#### [Task statement]
For every line in the records that has the word "topbar", make a copy.

══ Data supplied

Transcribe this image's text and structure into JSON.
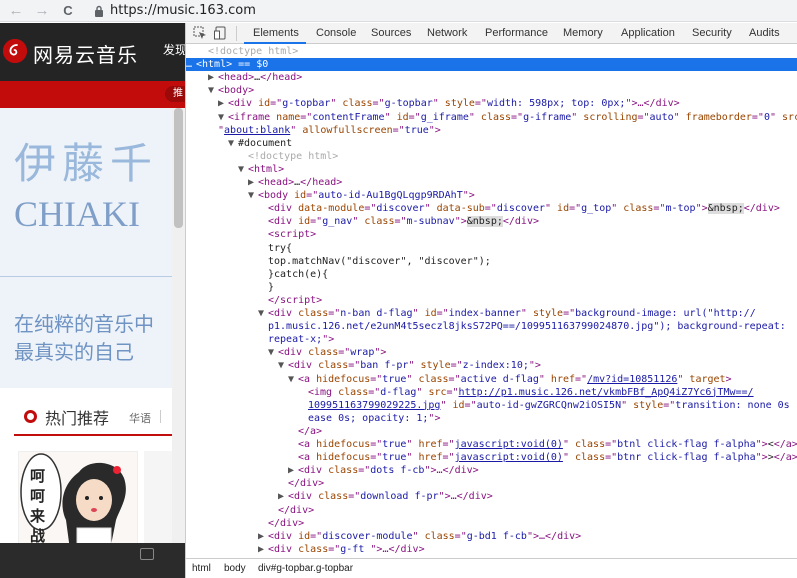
{
  "browser": {
    "url": "https://music.163.com",
    "back_icon": "←",
    "forward_icon": "→",
    "reload_icon": "C"
  },
  "site": {
    "logo_text": "网易云音乐",
    "nav_partial": "发现",
    "subnav_partial": "推",
    "banner_name": "伊藤千",
    "banner_en": "CHIAKI",
    "banner_slogan_1": "在纯粹的音乐中",
    "banner_slogan_2": "最真实的自己",
    "hot_title": "热门推荐",
    "hot_tag": "华语",
    "comic_text": "呵呵来战"
  },
  "devtools": {
    "tabs": [
      "Elements",
      "Console",
      "Sources",
      "Network",
      "Performance",
      "Memory",
      "Application",
      "Security",
      "Audits"
    ],
    "active_tab": "Elements",
    "breadcrumbs": [
      "html",
      "body",
      "div#g-topbar.g-topbar"
    ]
  },
  "dom_lines": [
    {
      "indent": 0,
      "tri": "",
      "cls": "cm",
      "text": "<!doctype html>"
    },
    {
      "indent": 0,
      "tri": "…",
      "cls": "sel",
      "text": "<html> == $0"
    },
    {
      "indent": 1,
      "tri": "▶",
      "html": "<span class='tag'>&lt;head&gt;</span><span class='txt'>…</span><span class='tag'>&lt;/head&gt;</span>"
    },
    {
      "indent": 1,
      "tri": "▼",
      "html": "<span class='tag'>&lt;body&gt;</span>"
    },
    {
      "indent": 2,
      "tri": "▶",
      "html": "<span class='tag'>&lt;div </span><span class='an'>id</span>=\"<span class='av'>g-topbar</span>\" <span class='an'>class</span>=\"<span class='av'>g-topbar</span>\" <span class='an'>style</span>=\"<span class='av'>width: 598px; top: 0px;</span>\"<span class='tag'>&gt;</span>…<span class='tag'>&lt;/div&gt;</span>"
    },
    {
      "indent": 2,
      "tri": "▼",
      "html": "<span class='tag'>&lt;iframe </span><span class='an'>name</span>=\"<span class='av'>contentFrame</span>\" <span class='an'>id</span>=\"<span class='av'>g_iframe</span>\" <span class='an'>class</span>=\"<span class='av'>g-iframe</span>\" <span class='an'>scrolling</span>=\"<span class='av'>auto</span>\" <span class='an'>frameborder</span>=\"<span class='av'>0</span>\" <span class='an'>src</span>="
    },
    {
      "indent": 0,
      "tri": "",
      "html": "\"<span class='lnk'>about:blank</span>\" <span class='an'>allowfullscreen</span>=\"<span class='av'>true</span>\"<span class='tag'>&gt;</span>"
    },
    {
      "indent": 3,
      "tri": "▼",
      "html": "<span class='txt'>#document</span>"
    },
    {
      "indent": 4,
      "tri": "",
      "cls": "cm",
      "text": "<!doctype html>"
    },
    {
      "indent": 4,
      "tri": "▼",
      "html": "<span class='tag'>&lt;html&gt;</span>"
    },
    {
      "indent": 5,
      "tri": "▶",
      "html": "<span class='tag'>&lt;head&gt;</span><span class='txt'>…</span><span class='tag'>&lt;/head&gt;</span>"
    },
    {
      "indent": 5,
      "tri": "▼",
      "html": "<span class='tag'>&lt;body </span><span class='an'>id</span>=\"<span class='av'>auto-id-Au1BgQLqgp9RDAhT</span>\"<span class='tag'>&gt;</span>"
    },
    {
      "indent": 6,
      "tri": "",
      "html": "<span class='tag'>&lt;div </span><span class='an'>data-module</span>=\"<span class='av'>discover</span>\" <span class='an'>data-sub</span>=\"<span class='av'>discover</span>\" <span class='an'>id</span>=\"<span class='av'>g_top</span>\" <span class='an'>class</span>=\"<span class='av'>m-top</span>\"<span class='tag'>&gt;</span><span class='nbsp'>&amp;nbsp;</span><span class='tag'>&lt;/div&gt;</span>"
    },
    {
      "indent": 6,
      "tri": "",
      "html": "<span class='tag'>&lt;div </span><span class='an'>id</span>=\"<span class='av'>g_nav</span>\" <span class='an'>class</span>=\"<span class='av'>m-subnav</span>\"<span class='tag'>&gt;</span><span class='nbsp'>&amp;nbsp;</span><span class='tag'>&lt;/div&gt;</span>"
    },
    {
      "indent": 6,
      "tri": "",
      "html": "<span class='tag'>&lt;script&gt;</span>"
    },
    {
      "indent": 6,
      "tri": "",
      "html": "<span class='txt'>try{</span>"
    },
    {
      "indent": 6,
      "tri": "",
      "html": "<span class='txt'>top.matchNav(\"discover\", \"discover\");</span>"
    },
    {
      "indent": 6,
      "tri": "",
      "html": "<span class='txt'>}catch(e){</span>"
    },
    {
      "indent": 6,
      "tri": "",
      "html": "<span class='txt'>}</span>"
    },
    {
      "indent": 6,
      "tri": "",
      "html": "<span class='tag'>&lt;/script&gt;</span>"
    },
    {
      "indent": 6,
      "tri": "▼",
      "html": "<span class='tag'>&lt;div </span><span class='an'>class</span>=\"<span class='av'>n-ban d-flag</span>\" <span class='an'>id</span>=\"<span class='av'>index-banner</span>\" <span class='an'>style</span>=\"<span class='av'>background-image: url(\"http://</span>"
    },
    {
      "indent": 6,
      "tri": "",
      "html": "<span class='av'>p1.music.126.net/e2unM4t5seczl8jksS72PQ==/109951163799024870.jpg\"); background-repeat:</span>"
    },
    {
      "indent": 6,
      "tri": "",
      "html": "<span class='av'>repeat-x;</span>\"<span class='tag'>&gt;</span>"
    },
    {
      "indent": 7,
      "tri": "▼",
      "html": "<span class='tag'>&lt;div </span><span class='an'>class</span>=\"<span class='av'>wrap</span>\"<span class='tag'>&gt;</span>"
    },
    {
      "indent": 8,
      "tri": "▼",
      "html": "<span class='tag'>&lt;div </span><span class='an'>class</span>=\"<span class='av'>ban f-pr</span>\" <span class='an'>style</span>=\"<span class='av'>z-index:10;</span>\"<span class='tag'>&gt;</span>"
    },
    {
      "indent": 9,
      "tri": "▼",
      "html": "<span class='tag'>&lt;a </span><span class='an'>hidefocus</span>=\"<span class='av'>true</span>\" <span class='an'>class</span>=\"<span class='av'>active d-flag</span>\" <span class='an'>href</span>=\"<span class='lnk'>/mv?id=10851126</span>\" <span class='an'>target</span><span class='tag'>&gt;</span>"
    },
    {
      "indent": 10,
      "tri": "",
      "html": "<span class='tag'>&lt;img </span><span class='an'>class</span>=\"<span class='av'>d-flag</span>\" <span class='an'>src</span>=\"<span class='lnk'>http://p1.music.126.net/vkmbFBf_ApQ4iZ7Yc6jTMw==/</span>"
    },
    {
      "indent": 10,
      "tri": "",
      "html": "<span class='lnk'>109951163799029225.jpg</span>\" <span class='an'>id</span>=\"<span class='av'>auto-id-gwZGRCQnw2iOSI5N</span>\" <span class='an'>style</span>=\"<span class='av'>transition: none 0s</span>"
    },
    {
      "indent": 10,
      "tri": "",
      "html": "<span class='av'>ease 0s; opacity: 1;</span>\"<span class='tag'>&gt;</span>"
    },
    {
      "indent": 9,
      "tri": "",
      "html": "<span class='tag'>&lt;/a&gt;</span>"
    },
    {
      "indent": 9,
      "tri": "",
      "html": "<span class='tag'>&lt;a </span><span class='an'>hidefocus</span>=\"<span class='av'>true</span>\" <span class='an'>href</span>=\"<span class='lnk'>javascript:void(0)</span>\" <span class='an'>class</span>=\"<span class='av'>btnl click-flag f-alpha</span>\"<span class='tag'>&gt;</span><span class='txt'>&lt;</span><span class='tag'>&lt;/a&gt;</span>"
    },
    {
      "indent": 9,
      "tri": "",
      "html": "<span class='tag'>&lt;a </span><span class='an'>hidefocus</span>=\"<span class='av'>true</span>\" <span class='an'>href</span>=\"<span class='lnk'>javascript:void(0)</span>\" <span class='an'>class</span>=\"<span class='av'>btnr click-flag f-alpha</span>\"<span class='tag'>&gt;</span><span class='txt'>&gt;</span><span class='tag'>&lt;/a&gt;</span>"
    },
    {
      "indent": 9,
      "tri": "▶",
      "html": "<span class='tag'>&lt;div </span><span class='an'>class</span>=\"<span class='av'>dots f-cb</span>\"<span class='tag'>&gt;</span>…<span class='tag'>&lt;/div&gt;</span>"
    },
    {
      "indent": 8,
      "tri": "",
      "html": "<span class='tag'>&lt;/div&gt;</span>"
    },
    {
      "indent": 8,
      "tri": "▶",
      "html": "<span class='tag'>&lt;div </span><span class='an'>class</span>=\"<span class='av'>download f-pr</span>\"<span class='tag'>&gt;</span>…<span class='tag'>&lt;/div&gt;</span>"
    },
    {
      "indent": 7,
      "tri": "",
      "html": "<span class='tag'>&lt;/div&gt;</span>"
    },
    {
      "indent": 6,
      "tri": "",
      "html": "<span class='tag'>&lt;/div&gt;</span>"
    },
    {
      "indent": 6,
      "tri": "▶",
      "html": "<span class='tag'>&lt;div </span><span class='an'>id</span>=\"<span class='av'>discover-module</span>\" <span class='an'>class</span>=\"<span class='av'>g-bd1 f-cb</span>\"<span class='tag'>&gt;</span>…<span class='tag'>&lt;/div&gt;</span>"
    },
    {
      "indent": 6,
      "tri": "▶",
      "html": "<span class='tag'>&lt;div </span><span class='an'>class</span>=\"<span class='av'>g-ft </span>\"<span class='tag'>&gt;</span>…<span class='tag'>&lt;/div&gt;</span>"
    }
  ]
}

════

#### [Worked solution]
      "div#g-topbar.g-topbar"
      "html": "<span class='tag'>&lt;div </span><span class='an'>id</span>=\"<span class='av'>g-topbar</span>\" <span class='an'>class</span>=\"<span class='av'>g-topbar</span>\" <span class='an'>style</span>=\"<span class='av'>width: 598px; top: 0px;</span>\"<span class='tag'>&gt;</span>…<span class='tag'>&lt;/div&gt;</span>"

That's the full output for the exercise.